Written problem:
Transcribe every line of the listing below without any deviation.

Dataset excerpts:
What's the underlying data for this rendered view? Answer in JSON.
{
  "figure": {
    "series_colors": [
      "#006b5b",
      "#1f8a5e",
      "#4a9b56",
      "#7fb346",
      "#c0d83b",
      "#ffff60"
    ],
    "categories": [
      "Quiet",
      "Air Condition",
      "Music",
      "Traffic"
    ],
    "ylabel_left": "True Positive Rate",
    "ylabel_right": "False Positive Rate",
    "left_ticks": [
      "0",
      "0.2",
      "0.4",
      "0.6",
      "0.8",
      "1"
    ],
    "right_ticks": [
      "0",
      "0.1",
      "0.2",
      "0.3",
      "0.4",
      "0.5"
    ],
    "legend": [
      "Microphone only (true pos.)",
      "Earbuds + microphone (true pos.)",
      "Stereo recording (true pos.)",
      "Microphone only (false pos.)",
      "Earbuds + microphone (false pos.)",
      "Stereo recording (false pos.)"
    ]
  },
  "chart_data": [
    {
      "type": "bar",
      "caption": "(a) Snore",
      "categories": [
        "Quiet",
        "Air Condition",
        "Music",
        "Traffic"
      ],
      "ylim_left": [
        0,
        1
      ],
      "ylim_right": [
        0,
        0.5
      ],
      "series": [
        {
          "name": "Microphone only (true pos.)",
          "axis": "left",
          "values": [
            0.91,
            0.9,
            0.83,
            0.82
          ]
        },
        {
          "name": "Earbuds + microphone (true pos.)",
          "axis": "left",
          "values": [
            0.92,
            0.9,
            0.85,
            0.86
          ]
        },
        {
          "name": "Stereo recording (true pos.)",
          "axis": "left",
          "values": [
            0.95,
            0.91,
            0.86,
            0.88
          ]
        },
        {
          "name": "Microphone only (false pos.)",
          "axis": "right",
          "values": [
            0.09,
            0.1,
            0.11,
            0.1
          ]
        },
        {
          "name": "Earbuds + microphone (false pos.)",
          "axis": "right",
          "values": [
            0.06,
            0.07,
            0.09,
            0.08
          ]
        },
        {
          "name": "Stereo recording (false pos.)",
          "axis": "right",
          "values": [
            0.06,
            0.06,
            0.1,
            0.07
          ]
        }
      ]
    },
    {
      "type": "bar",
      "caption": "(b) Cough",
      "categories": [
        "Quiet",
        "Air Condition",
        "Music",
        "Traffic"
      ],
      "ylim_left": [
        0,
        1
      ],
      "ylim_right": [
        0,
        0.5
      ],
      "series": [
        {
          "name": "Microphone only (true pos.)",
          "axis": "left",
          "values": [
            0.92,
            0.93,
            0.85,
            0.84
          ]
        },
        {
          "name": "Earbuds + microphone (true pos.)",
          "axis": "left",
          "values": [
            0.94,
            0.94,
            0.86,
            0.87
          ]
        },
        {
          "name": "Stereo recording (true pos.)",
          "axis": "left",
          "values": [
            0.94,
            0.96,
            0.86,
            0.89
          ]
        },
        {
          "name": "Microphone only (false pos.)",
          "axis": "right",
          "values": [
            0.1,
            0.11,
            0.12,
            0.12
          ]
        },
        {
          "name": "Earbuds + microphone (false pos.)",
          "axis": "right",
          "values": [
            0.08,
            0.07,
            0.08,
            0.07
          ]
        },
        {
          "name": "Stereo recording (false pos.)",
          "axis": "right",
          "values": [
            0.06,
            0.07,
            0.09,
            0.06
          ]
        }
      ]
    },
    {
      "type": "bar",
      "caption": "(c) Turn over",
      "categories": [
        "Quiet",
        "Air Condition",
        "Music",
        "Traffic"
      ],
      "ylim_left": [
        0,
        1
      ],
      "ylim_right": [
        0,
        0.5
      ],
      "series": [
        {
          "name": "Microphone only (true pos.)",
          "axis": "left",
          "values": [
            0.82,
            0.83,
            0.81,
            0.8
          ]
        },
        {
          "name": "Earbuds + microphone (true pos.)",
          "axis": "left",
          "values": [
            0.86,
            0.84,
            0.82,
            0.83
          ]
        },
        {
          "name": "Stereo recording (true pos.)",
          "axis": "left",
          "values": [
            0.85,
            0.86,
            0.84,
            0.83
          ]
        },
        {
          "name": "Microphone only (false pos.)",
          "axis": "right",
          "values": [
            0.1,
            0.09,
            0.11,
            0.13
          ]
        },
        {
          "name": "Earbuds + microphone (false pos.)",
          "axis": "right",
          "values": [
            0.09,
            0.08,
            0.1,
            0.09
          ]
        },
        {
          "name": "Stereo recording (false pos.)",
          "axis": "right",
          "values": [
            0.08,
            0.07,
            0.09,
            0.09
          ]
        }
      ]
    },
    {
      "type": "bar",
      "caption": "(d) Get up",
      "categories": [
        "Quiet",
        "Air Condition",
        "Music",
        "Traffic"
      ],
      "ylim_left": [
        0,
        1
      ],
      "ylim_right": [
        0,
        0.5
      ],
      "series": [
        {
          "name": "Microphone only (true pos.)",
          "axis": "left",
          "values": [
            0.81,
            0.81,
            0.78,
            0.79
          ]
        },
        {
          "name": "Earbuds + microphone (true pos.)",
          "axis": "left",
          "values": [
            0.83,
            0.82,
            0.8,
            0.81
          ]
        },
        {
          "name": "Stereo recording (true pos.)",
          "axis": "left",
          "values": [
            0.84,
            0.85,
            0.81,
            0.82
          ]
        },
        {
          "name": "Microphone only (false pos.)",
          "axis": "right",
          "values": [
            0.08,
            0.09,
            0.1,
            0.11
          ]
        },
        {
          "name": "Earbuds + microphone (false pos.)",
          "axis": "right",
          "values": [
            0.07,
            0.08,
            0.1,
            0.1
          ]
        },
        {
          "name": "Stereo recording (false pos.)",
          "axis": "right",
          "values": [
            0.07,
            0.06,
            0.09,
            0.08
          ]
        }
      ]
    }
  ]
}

Task result:
What's the underlying data for this rendered view? Answer in JSON.
{
  "figure": {
    "series_colors": [
      "#006b5b",
      "#1f8a5e",
      "#4a9b56",
      "#7fb346",
      "#c0d83b",
      "#ffff60"
    ],
    "categories": [
      "Quiet",
      "Air Condition",
      "Music",
      "Traffic"
    ],
    "ylabel_left": "True Positive Rate",
    "ylabel_right": "False Positive Rate",
    "left_ticks": [
      "0",
      "0.2",
      "0.4",
      "0.6",
      "0.8",
      "1"
    ],
    "right_ticks": [
      "0",
      "0.1",
      "0.2",
      "0.3",
      "0.4",
      "0.5"
    ],
    "legend": [
      "Microphone only (true pos.)",
      "Earbuds + microphone (true pos.)",
      "Stereo recording (true pos.)",
      "Microphone only (false pos.)",
      "Earbuds + microphone (false pos.)",
      "Stereo recording (false pos.)"
    ]
  },
  "chart_data": [
    {
      "type": "bar",
      "caption": "(a) Snore",
      "categories": [
        "Quiet",
        "Air Condition",
        "Music",
        "Traffic"
      ],
      "ylim_left": [
        0,
        1
      ],
      "ylim_right": [
        0,
        0.5
      ],
      "series": [
        {
          "name": "Microphone only (true pos.)",
          "axis": "left",
          "values": [
            0.91,
            0.9,
            0.83,
            0.82
          ]
        },
        {
          "name": "Earbuds + microphone (true pos.)",
          "axis": "left",
          "values": [
            0.92,
            0.9,
            0.85,
            0.86
          ]
        },
        {
          "name": "Stereo recording (true pos.)",
          "axis": "left",
          "values": [
            0.95,
            0.91,
            0.86,
            0.88
          ]
        },
        {
          "name": "Microphone only (false pos.)",
          "axis": "right",
          "values": [
            0.09,
            0.1,
            0.11,
            0.1
          ]
        },
        {
          "name": "Earbuds + microphone (false pos.)",
          "axis": "right",
          "values": [
            0.06,
            0.07,
            0.09,
            0.08
          ]
        },
        {
          "name": "Stereo recording (false pos.)",
          "axis": "right",
          "values": [
            0.06,
            0.06,
            0.1,
            0.07
          ]
        }
      ]
    },
    {
      "type": "bar",
      "caption": "(b) Cough",
      "categories": [
        "Quiet",
        "Air Condition",
        "Music",
        "Traffic"
      ],
      "ylim_left": [
        0,
        1
      ],
      "ylim_right": [
        0,
        0.5
      ],
      "series": [
        {
          "name": "Microphone only (true pos.)",
          "axis": "left",
          "values": [
            0.92,
            0.93,
            0.85,
            0.84
          ]
        },
        {
          "name": "Earbuds + microphone (true pos.)",
          "axis": "left",
          "values": [
            0.94,
            0.94,
            0.86,
            0.87
          ]
        },
        {
          "name": "Stereo recording (true pos.)",
          "axis": "left",
          "values": [
            0.94,
            0.96,
            0.86,
            0.89
          ]
        },
        {
          "name": "Microphone only (false pos.)",
          "axis": "right",
          "values": [
            0.1,
            0.11,
            0.12,
            0.12
          ]
        },
        {
          "name": "Earbuds + microphone (false pos.)",
          "axis": "right",
          "values": [
            0.08,
            0.07,
            0.08,
            0.07
          ]
        },
        {
          "name": "Stereo recording (false pos.)",
          "axis": "right",
          "values": [
            0.06,
            0.07,
            0.09,
            0.06
          ]
        }
      ]
    },
    {
      "type": "bar",
      "caption": "(c) Turn over",
      "categories": [
        "Quiet",
        "Air Condition",
        "Music",
        "Traffic"
      ],
      "ylim_left": [
        0,
        1
      ],
      "ylim_right": [
        0,
        0.5
      ],
      "series": [
        {
          "name": "Microphone only (true pos.)",
          "axis": "left",
          "values": [
            0.82,
            0.83,
            0.81,
            0.8
          ]
        },
        {
          "name": "Earbuds + microphone (true pos.)",
          "axis": "left",
          "values": [
            0.86,
            0.84,
            0.82,
            0.83
          ]
        },
        {
          "name": "Stereo recording (true pos.)",
          "axis": "left",
          "values": [
            0.85,
            0.86,
            0.84,
            0.83
          ]
        },
        {
          "name": "Microphone only (false pos.)",
          "axis": "right",
          "values": [
            0.1,
            0.09,
            0.11,
            0.13
          ]
        },
        {
          "name": "Earbuds + microphone (false pos.)",
          "axis": "right",
          "values": [
            0.09,
            0.08,
            0.1,
            0.09
          ]
        },
        {
          "name": "Stereo recording (false pos.)",
          "axis": "right",
          "values": [
            0.08,
            0.07,
            0.09,
            0.09
          ]
        }
      ]
    },
    {
      "type": "bar",
      "caption": "(d) Get up",
      "categories": [
        "Quiet",
        "Air Condition",
        "Music",
        "Traffic"
      ],
      "ylim_left": [
        0,
        1
      ],
      "ylim_right": [
        0,
        0.5
      ],
      "series": [
        {
          "name": "Microphone only (true pos.)",
          "axis": "left",
          "values": [
            0.81,
            0.81,
            0.78,
            0.79
          ]
        },
        {
          "name": "Earbuds + microphone (true pos.)",
          "axis": "left",
          "values": [
            0.83,
            0.82,
            0.8,
            0.81
          ]
        },
        {
          "name": "Stereo recording (true pos.)",
          "axis": "left",
          "values": [
            0.84,
            0.85,
            0.81,
            0.82
          ]
        },
        {
          "name": "Microphone only (false pos.)",
          "axis": "right",
          "values": [
            0.08,
            0.09,
            0.1,
            0.11
          ]
        },
        {
          "name": "Earbuds + microphone (false pos.)",
          "axis": "right",
          "values": [
            0.07,
            0.08,
            0.1,
            0.1
          ]
        },
        {
          "name": "Stereo recording (false pos.)",
          "axis": "right",
          "values": [
            0.07,
            0.06,
            0.09,
            0.08
          ]
        }
      ]
    }
  ]
}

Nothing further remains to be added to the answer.